## [AIM OF THE EXERCISE]
For the data below, report only the number of lines containing the string "subtitle".

- - - - - - -

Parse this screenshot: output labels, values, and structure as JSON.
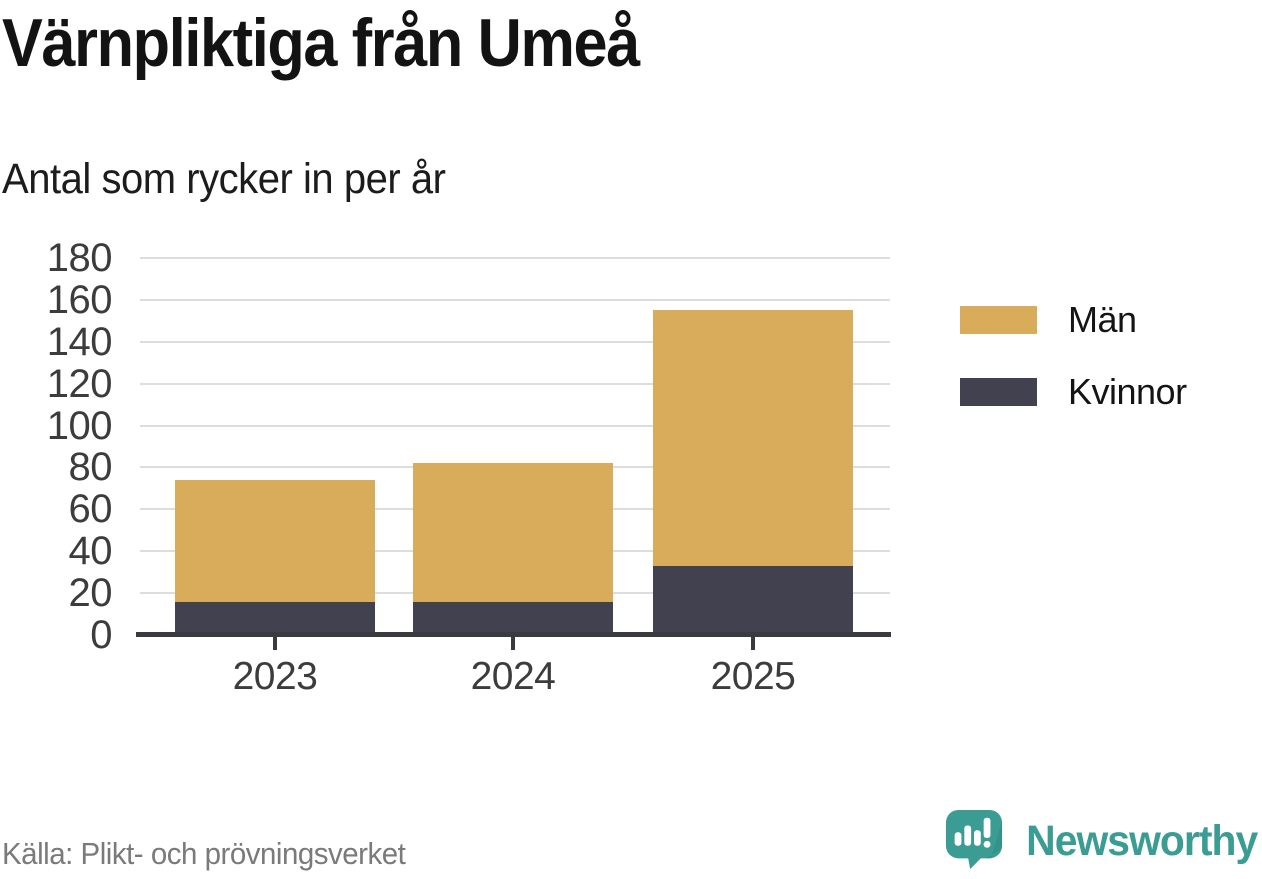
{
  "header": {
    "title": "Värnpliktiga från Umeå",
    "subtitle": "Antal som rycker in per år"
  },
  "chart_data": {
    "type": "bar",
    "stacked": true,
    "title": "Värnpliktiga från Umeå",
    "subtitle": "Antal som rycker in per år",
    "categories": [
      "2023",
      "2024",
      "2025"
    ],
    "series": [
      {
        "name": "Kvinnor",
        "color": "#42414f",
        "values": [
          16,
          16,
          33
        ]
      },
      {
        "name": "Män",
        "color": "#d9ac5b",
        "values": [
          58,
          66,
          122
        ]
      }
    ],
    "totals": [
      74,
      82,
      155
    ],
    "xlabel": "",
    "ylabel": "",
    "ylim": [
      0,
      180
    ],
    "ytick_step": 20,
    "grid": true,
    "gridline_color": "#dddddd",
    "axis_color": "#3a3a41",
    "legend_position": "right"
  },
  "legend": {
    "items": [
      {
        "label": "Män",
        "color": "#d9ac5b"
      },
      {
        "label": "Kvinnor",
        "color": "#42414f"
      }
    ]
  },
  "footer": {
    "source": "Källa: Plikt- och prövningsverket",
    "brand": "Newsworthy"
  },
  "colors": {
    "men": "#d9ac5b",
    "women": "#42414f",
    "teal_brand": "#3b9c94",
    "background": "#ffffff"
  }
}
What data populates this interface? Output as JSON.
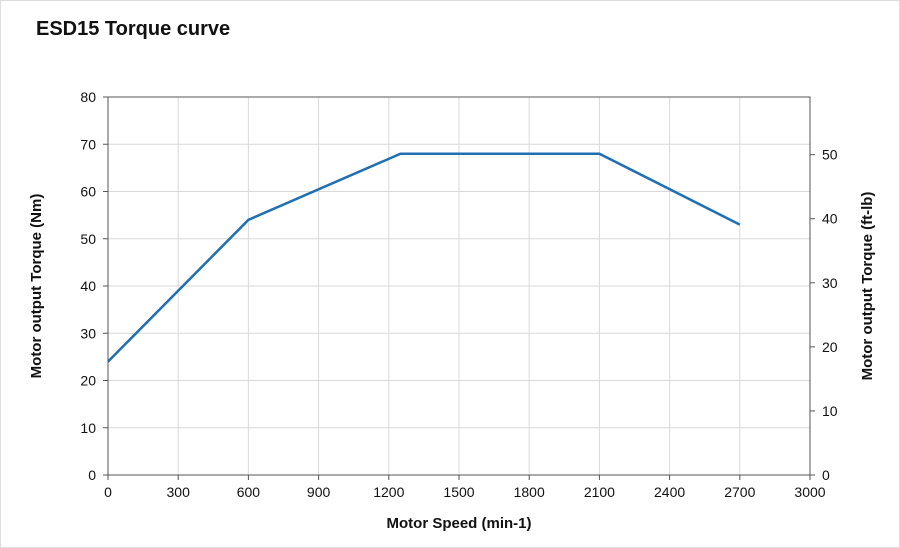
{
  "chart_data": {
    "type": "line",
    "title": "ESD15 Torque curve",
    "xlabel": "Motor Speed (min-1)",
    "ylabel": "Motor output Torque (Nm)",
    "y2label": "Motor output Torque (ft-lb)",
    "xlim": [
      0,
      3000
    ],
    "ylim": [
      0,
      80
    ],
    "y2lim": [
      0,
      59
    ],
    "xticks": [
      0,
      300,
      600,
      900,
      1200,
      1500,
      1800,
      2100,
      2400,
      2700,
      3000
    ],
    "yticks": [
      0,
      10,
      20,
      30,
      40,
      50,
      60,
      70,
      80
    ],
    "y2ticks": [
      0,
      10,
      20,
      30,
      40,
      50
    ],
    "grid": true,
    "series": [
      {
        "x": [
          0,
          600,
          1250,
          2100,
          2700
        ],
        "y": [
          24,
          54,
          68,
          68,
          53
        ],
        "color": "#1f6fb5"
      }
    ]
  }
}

- - - - - - -

## [OUTPUT OF THE TASK]
2